Copy every record exactly, and keep the pictures out.
>> Begin PROVIDED DATA
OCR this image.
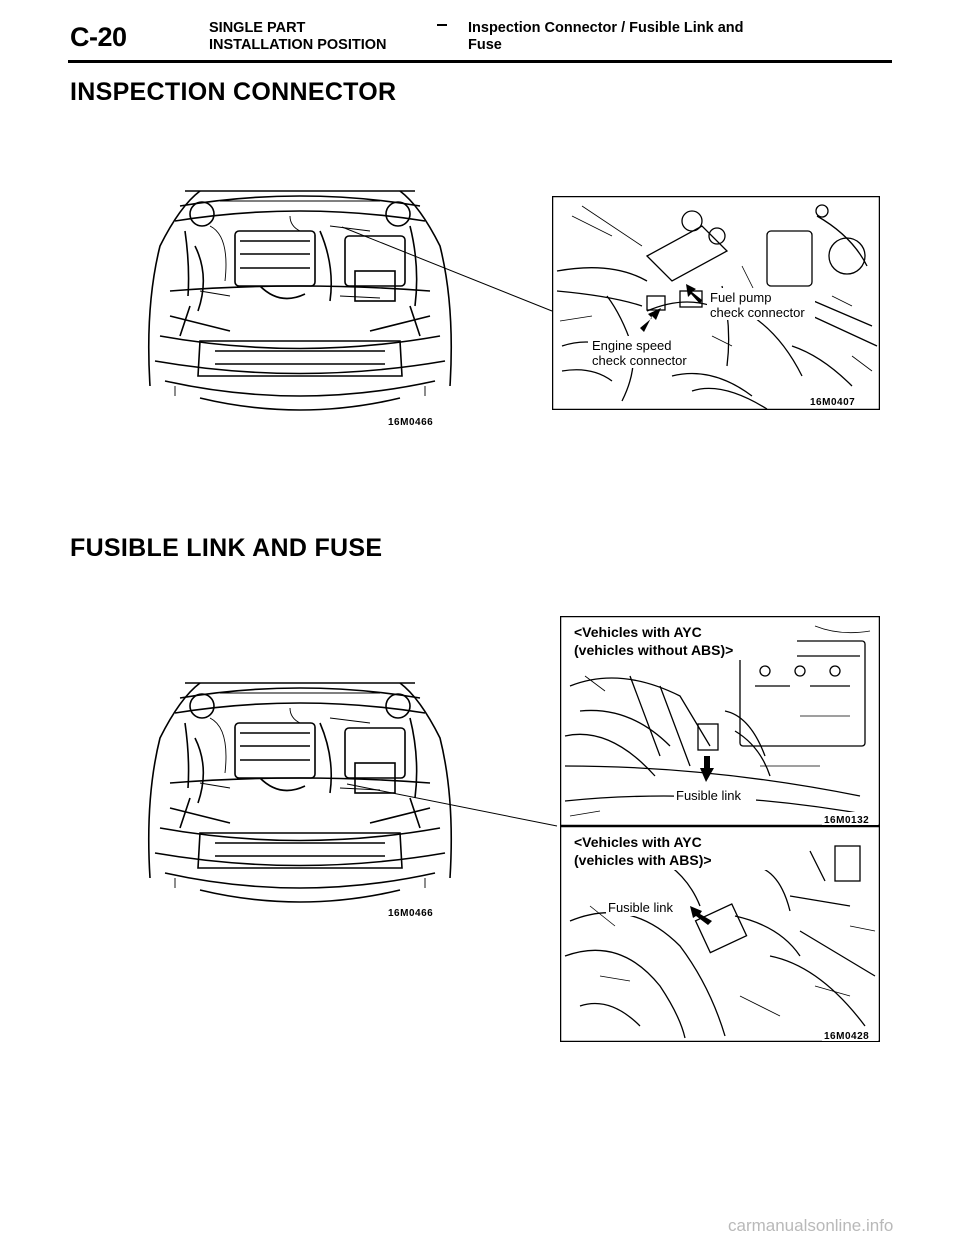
C-20	SINGLE PART
INSTALLATION POSITION
Inspection Connector / Fusible Link and
Fuse
INSPECTION CONNECTOR
16M0466
Fuel pump
check connector
Engine speed
check connector
16M0407
FUSIBLE LINK AND FUSE
16M0466
<Vehicles with AYC
(vehicles without ABS)>
Fusible link
16M0132
<Vehicles with AYC
(vehicles with ABS)>
Fusible link
16M0428
carmanualsonline.info
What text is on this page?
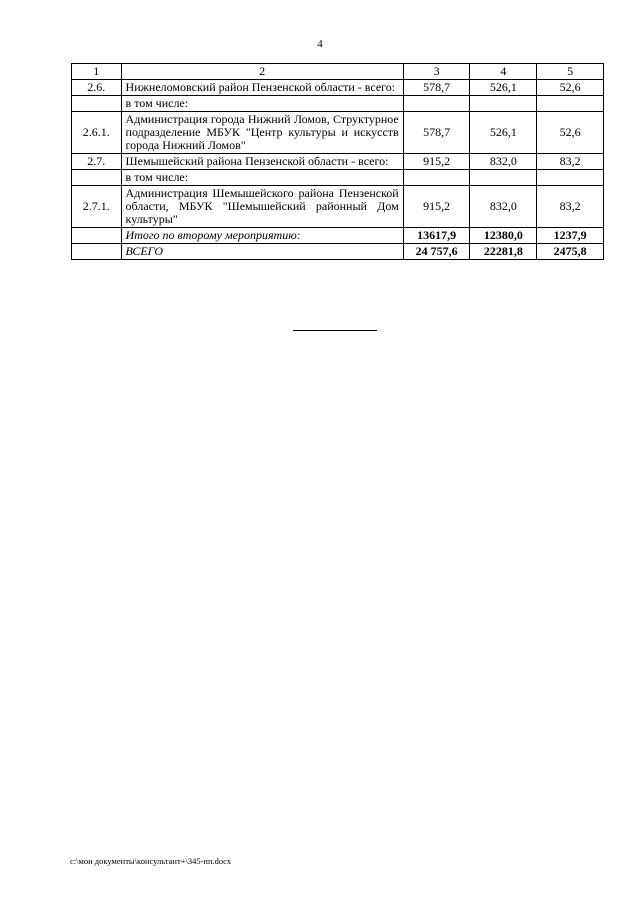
4
1	2	3	4	5
2.6.	Нижнеломовский район Пензенской области - всего:	578,7	526,1	52,6
	в том числе:			
2.6.1.	Администрация города Нижний Ломов, Структурное подразделение МБУК "Центр культуры и искусств города Нижний Ломов"	578,7	526,1	52,6
2.7.	Шемышейский района Пензенской области - всего:	915,2	832,0	83,2
	в том числе:			
2.7.1.	Администрация Шемышейского района Пензенской области, МБУК "Шемышейский районный Дом культуры"	915,2	832,0	83,2
	Итого по второму мероприятию:	13617,9	12380,0	1237,9
	ВСЕГО	24 757,6	22281,8	2475,8
c:\мои документы\консультант+\345-пп.docx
>> End PROVIDED DATA
▶ **THE ANSWER**
OCR this image.
C-20	SINGLE PART
INSTALLATION POSITION
Inspection Connector / Fusible Link and
Fuse
INSPECTION CONNECTOR
16M0466
Fuel pump
check connector
Engine speed
check connector
16M0407
FUSIBLE LINK AND FUSE
16M0466
<Vehicles with AYC
(vehicles without ABS)>
Fusible link
16M0132
<Vehicles with AYC
(vehicles with ABS)>
Fusible link
16M0428
carmanualsonline.info
What text is on this page?
4
1	2	3	4	5
2.6.	Нижнеломовский район Пензенской области - всего:	578,7	526,1	52,6
	в том числе:			
2.6.1.	Администрация города Нижний Ломов, Структурное подразделение МБУК "Центр культуры и искусств города Нижний Ломов"	578,7	526,1	52,6
2.7.	Шемышейский района Пензенской области - всего:	915,2	832,0	83,2
	в том числе:			
2.7.1.	Администрация Шемышейского района Пензенской области, МБУК "Шемышейский районный Дом культуры"	915,2	832,0	83,2
	Итого по второму мероприятию:	13617,9	12380,0	1237,9
	ВСЕГО	24 757,6	22281,8	2475,8
c:\мои документы\консультант+\345-пп.docx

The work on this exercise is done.